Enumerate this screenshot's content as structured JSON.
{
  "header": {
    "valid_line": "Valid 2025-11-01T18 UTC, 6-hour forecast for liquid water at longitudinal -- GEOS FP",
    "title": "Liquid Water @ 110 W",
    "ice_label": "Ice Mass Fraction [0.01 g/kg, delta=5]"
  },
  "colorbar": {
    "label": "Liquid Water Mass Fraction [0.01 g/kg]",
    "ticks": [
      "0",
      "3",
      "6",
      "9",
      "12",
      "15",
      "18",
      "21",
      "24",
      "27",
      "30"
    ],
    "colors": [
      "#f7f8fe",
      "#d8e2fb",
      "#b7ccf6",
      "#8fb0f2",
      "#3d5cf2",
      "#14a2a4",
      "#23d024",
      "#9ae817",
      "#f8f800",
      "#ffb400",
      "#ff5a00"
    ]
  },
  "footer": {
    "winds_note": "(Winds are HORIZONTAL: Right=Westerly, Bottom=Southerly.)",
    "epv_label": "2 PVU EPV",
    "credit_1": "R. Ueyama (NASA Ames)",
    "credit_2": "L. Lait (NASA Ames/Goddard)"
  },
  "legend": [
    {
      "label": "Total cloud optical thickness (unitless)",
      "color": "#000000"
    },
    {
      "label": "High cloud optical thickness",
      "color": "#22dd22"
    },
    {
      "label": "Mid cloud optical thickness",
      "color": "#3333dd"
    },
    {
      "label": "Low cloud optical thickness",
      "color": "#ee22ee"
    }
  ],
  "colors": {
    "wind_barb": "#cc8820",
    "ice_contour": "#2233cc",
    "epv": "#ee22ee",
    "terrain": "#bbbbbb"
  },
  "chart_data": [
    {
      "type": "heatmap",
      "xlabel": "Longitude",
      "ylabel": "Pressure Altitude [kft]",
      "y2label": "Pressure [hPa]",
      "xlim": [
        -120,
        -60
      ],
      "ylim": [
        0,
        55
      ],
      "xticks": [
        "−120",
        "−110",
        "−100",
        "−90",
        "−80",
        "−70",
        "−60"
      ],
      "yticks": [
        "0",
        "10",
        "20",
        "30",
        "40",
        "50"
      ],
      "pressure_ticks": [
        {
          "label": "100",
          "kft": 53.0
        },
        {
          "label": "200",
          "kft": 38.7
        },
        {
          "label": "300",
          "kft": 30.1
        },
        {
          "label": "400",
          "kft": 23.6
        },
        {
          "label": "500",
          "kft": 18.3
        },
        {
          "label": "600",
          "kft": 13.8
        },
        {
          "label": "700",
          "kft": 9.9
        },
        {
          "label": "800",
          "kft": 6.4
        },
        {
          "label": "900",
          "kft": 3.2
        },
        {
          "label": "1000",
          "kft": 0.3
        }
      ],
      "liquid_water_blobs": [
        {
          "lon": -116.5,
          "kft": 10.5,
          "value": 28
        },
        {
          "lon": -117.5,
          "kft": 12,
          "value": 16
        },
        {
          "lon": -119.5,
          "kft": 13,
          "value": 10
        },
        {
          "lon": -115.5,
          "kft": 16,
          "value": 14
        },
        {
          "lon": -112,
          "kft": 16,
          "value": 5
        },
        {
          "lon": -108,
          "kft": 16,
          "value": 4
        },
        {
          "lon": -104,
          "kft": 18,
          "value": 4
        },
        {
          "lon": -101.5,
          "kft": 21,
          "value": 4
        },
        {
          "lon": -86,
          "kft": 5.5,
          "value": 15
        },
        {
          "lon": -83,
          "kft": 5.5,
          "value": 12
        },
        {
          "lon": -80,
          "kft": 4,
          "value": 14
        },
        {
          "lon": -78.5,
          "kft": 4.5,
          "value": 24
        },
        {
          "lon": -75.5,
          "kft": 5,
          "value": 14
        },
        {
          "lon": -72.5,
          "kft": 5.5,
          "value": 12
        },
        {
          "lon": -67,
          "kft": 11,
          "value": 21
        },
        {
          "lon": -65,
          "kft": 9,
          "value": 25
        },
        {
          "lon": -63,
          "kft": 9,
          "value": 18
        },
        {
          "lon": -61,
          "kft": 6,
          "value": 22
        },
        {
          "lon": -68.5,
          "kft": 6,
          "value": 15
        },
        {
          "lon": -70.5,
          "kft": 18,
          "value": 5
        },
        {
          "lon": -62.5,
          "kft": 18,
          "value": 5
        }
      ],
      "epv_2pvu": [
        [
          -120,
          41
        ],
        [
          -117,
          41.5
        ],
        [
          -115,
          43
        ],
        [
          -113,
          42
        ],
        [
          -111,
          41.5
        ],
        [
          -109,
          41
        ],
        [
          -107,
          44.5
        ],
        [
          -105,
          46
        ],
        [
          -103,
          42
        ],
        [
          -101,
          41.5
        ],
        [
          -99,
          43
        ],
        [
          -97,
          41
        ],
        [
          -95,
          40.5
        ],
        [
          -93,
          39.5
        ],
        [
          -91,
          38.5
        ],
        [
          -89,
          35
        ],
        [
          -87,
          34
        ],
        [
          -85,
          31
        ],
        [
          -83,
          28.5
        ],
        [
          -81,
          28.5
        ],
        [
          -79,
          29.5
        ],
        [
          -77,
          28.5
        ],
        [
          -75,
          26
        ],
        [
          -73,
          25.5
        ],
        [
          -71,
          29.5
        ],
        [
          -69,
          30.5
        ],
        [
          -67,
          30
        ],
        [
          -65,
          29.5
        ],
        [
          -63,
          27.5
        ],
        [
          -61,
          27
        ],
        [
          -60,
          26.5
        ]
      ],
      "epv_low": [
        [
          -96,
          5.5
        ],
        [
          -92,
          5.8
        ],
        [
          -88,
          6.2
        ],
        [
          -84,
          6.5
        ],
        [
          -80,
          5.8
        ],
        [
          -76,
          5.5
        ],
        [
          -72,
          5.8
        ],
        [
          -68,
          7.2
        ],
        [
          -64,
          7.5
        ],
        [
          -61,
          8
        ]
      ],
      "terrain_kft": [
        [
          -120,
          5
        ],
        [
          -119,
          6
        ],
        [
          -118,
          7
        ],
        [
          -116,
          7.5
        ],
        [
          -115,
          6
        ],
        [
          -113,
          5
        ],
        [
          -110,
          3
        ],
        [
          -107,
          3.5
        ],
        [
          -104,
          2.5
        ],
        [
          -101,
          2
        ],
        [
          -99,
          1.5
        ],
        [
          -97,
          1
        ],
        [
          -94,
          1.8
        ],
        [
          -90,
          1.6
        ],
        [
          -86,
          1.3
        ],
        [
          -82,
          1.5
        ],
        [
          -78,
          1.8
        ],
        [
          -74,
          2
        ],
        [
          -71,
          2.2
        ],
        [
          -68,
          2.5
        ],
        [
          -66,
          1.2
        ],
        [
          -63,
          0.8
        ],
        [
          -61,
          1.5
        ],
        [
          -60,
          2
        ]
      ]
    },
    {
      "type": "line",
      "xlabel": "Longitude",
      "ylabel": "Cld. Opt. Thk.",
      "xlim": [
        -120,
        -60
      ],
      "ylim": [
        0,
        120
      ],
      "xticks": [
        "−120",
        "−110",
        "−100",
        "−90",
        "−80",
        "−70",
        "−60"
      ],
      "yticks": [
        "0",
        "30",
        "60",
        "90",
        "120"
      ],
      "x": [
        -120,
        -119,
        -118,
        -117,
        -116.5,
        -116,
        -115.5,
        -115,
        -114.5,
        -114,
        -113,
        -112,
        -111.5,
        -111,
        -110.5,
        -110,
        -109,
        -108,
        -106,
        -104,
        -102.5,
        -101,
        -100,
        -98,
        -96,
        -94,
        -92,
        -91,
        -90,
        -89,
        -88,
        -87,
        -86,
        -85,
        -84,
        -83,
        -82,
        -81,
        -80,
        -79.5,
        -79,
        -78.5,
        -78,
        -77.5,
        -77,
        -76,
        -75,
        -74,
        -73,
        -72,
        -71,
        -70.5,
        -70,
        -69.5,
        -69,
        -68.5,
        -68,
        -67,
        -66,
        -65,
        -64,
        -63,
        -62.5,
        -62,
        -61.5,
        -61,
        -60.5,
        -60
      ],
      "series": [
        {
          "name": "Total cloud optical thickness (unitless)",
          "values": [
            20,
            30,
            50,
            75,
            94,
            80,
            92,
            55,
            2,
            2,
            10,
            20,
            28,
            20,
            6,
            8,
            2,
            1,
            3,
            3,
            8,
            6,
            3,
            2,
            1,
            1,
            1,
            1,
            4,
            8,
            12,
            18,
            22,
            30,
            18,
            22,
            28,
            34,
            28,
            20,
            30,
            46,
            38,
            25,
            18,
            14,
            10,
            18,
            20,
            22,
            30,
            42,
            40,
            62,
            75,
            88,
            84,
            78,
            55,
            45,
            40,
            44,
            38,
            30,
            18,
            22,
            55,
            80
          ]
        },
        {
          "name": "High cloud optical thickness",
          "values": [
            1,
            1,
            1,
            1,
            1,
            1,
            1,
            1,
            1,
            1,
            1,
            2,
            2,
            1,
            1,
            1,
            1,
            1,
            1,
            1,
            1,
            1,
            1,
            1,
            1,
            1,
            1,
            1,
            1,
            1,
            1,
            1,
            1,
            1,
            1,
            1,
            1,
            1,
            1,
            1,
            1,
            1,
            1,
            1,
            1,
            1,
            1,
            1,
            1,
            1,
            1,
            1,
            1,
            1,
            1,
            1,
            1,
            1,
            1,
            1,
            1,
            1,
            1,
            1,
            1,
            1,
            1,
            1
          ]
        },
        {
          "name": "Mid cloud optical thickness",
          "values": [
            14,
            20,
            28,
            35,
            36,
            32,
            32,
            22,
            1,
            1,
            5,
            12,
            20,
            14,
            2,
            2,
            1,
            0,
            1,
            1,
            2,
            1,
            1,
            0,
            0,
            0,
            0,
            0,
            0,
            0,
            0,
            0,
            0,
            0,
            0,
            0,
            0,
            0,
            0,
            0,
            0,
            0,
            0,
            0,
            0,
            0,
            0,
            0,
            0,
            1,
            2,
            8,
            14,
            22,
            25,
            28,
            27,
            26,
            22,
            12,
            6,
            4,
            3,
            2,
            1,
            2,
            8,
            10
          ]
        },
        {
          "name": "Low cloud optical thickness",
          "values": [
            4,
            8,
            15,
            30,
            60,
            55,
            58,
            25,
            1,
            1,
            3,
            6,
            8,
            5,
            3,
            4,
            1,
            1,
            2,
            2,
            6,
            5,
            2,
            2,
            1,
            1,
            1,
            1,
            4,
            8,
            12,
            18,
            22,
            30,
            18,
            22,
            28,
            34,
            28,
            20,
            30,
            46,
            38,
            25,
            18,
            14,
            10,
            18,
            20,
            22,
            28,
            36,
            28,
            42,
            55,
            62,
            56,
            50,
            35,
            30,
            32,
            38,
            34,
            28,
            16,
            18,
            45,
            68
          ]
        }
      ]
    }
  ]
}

* * *

● Description of the task:
Locate each line with the word "Total" and copy it.

● Task answer:
      "label": "Total cloud optical thickness (unitless)",
          "name": "Total cloud optical thickness (unitless)",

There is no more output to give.